Task objective >> Take the data below and repeat it exactly.

==========

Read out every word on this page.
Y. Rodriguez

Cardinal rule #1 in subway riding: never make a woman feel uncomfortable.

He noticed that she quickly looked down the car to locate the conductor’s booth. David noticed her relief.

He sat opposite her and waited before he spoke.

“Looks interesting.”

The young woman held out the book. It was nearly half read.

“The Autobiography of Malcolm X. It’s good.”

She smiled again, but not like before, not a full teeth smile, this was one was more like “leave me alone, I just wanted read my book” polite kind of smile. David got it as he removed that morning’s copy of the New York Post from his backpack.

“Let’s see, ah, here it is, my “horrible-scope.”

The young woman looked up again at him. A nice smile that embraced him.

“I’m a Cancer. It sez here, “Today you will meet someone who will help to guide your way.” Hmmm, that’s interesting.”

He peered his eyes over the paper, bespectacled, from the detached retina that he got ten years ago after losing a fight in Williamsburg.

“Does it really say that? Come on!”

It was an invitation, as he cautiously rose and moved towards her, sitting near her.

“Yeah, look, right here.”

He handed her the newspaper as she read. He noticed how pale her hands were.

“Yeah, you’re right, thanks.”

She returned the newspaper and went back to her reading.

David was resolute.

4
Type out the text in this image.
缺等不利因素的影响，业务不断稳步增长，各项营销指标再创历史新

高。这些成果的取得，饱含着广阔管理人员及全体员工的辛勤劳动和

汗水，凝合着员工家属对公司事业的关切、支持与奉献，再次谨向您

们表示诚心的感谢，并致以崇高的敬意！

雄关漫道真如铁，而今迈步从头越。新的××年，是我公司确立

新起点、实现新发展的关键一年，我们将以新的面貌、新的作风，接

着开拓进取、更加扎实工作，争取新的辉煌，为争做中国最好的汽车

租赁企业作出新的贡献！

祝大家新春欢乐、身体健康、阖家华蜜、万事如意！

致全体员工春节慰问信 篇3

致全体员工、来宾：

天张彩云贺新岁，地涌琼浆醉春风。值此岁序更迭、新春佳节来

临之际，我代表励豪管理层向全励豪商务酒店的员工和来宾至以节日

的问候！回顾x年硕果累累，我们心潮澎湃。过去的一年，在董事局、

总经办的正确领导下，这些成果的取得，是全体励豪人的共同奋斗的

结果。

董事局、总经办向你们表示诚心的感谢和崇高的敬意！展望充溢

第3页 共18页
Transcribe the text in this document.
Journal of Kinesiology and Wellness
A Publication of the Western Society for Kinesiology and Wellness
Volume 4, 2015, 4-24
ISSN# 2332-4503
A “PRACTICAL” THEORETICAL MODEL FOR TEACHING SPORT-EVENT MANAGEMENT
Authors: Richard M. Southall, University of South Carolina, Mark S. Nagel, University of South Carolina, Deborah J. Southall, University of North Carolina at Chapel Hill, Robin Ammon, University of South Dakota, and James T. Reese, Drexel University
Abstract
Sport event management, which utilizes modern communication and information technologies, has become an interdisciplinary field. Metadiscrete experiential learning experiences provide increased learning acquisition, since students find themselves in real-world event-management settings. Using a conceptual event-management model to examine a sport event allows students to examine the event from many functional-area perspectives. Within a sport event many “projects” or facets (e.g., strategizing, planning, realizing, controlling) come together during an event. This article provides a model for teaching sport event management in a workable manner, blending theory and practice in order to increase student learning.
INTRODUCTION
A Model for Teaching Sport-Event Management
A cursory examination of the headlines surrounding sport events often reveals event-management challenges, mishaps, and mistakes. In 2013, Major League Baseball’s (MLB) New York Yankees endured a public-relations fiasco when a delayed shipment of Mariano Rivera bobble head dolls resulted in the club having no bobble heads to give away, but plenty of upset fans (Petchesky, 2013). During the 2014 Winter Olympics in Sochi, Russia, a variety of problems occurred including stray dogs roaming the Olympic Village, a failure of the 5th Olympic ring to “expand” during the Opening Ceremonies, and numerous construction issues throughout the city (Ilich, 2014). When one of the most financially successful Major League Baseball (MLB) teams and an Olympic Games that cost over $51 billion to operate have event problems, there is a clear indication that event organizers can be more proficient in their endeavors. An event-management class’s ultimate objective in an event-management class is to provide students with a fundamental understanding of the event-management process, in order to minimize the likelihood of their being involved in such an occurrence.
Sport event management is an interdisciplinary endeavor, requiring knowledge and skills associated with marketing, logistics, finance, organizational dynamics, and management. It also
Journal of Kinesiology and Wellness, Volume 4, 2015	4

==========

Answer >>
Read out every word on this page.
Y. Rodriguez

Cardinal rule #1 in subway riding: never make a woman feel uncomfortable.

He noticed that she quickly looked down the car to locate the conductor’s booth. David noticed her relief.

He sat opposite her and waited before he spoke.

“Looks interesting.”

The young woman held out the book. It was nearly half read.

“The Autobiography of Malcolm X. It’s good.”

She smiled again, but not like before, not a full teeth smile, this was one was more like “leave me alone, I just wanted read my book” polite kind of smile. David got it as he removed that morning’s copy of the New York Post from his backpack.

“Let’s see, ah, here it is, my “horrible-scope.”

The young woman looked up again at him. A nice smile that embraced him.

“I’m a Cancer. It sez here, “Today you will meet someone who will help to guide your way.” Hmmm, that’s interesting.”

He peered his eyes over the paper, bespectacled, from the detached retina that he got ten years ago after losing a fight in Williamsburg.

“Does it really say that? Come on!”

It was an invitation, as he cautiously rose and moved towards her, sitting near her.

“Yeah, look, right here.”

He handed her the newspaper as she read. He noticed how pale her hands were.

“Yeah, you’re right, thanks.”

She returned the newspaper and went back to her reading.

David was resolute.

4
Type out the text in this image.
缺等不利因素的影响，业务不断稳步增长，各项营销指标再创历史新

高。这些成果的取得，饱含着广阔管理人员及全体员工的辛勤劳动和

汗水，凝合着员工家属对公司事业的关切、支持与奉献，再次谨向您

们表示诚心的感谢，并致以崇高的敬意！

雄关漫道真如铁，而今迈步从头越。新的××年，是我公司确立

新起点、实现新发展的关键一年，我们将以新的面貌、新的作风，接

着开拓进取、更加扎实工作，争取新的辉煌，为争做中国最好的汽车

租赁企业作出新的贡献！

祝大家新春欢乐、身体健康、阖家华蜜、万事如意！

致全体员工春节慰问信 篇3

致全体员工、来宾：

天张彩云贺新岁，地涌琼浆醉春风。值此岁序更迭、新春佳节来

临之际，我代表励豪管理层向全励豪商务酒店的员工和来宾至以节日

的问候！回顾x年硕果累累，我们心潮澎湃。过去的一年，在董事局、

总经办的正确领导下，这些成果的取得，是全体励豪人的共同奋斗的

结果。

董事局、总经办向你们表示诚心的感谢和崇高的敬意！展望充溢

第3页 共18页
Transcribe the text in this document.
Journal of Kinesiology and Wellness
A Publication of the Western Society for Kinesiology and Wellness
Volume 4, 2015, 4-24
ISSN# 2332-4503
A “PRACTICAL” THEORETICAL MODEL FOR TEACHING SPORT-EVENT MANAGEMENT
Authors: Richard M. Southall, University of South Carolina, Mark S. Nagel, University of South Carolina, Deborah J. Southall, University of North Carolina at Chapel Hill, Robin Ammon, University of South Dakota, and James T. Reese, Drexel University
Abstract
Sport event management, which utilizes modern communication and information technologies, has become an interdisciplinary field. Metadiscrete experiential learning experiences provide increased learning acquisition, since students find themselves in real-world event-management settings. Using a conceptual event-management model to examine a sport event allows students to examine the event from many functional-area perspectives. Within a sport event many “projects” or facets (e.g., strategizing, planning, realizing, controlling) come together during an event. This article provides a model for teaching sport event management in a workable manner, blending theory and practice in order to increase student learning.
INTRODUCTION
A Model for Teaching Sport-Event Management
A cursory examination of the headlines surrounding sport events often reveals event-management challenges, mishaps, and mistakes. In 2013, Major League Baseball’s (MLB) New York Yankees endured a public-relations fiasco when a delayed shipment of Mariano Rivera bobble head dolls resulted in the club having no bobble heads to give away, but plenty of upset fans (Petchesky, 2013). During the 2014 Winter Olympics in Sochi, Russia, a variety of problems occurred including stray dogs roaming the Olympic Village, a failure of the 5th Olympic ring to “expand” during the Opening Ceremonies, and numerous construction issues throughout the city (Ilich, 2014). When one of the most financially successful Major League Baseball (MLB) teams and an Olympic Games that cost over $51 billion to operate have event problems, there is a clear indication that event organizers can be more proficient in their endeavors. An event-management class’s ultimate objective in an event-management class is to provide students with a fundamental understanding of the event-management process, in order to minimize the likelihood of their being involved in such an occurrence.
Sport event management is an interdisciplinary endeavor, requiring knowledge and skills associated with marketing, logistics, finance, organizational dynamics, and management. It also
Journal of Kinesiology and Wellness, Volume 4, 2015	4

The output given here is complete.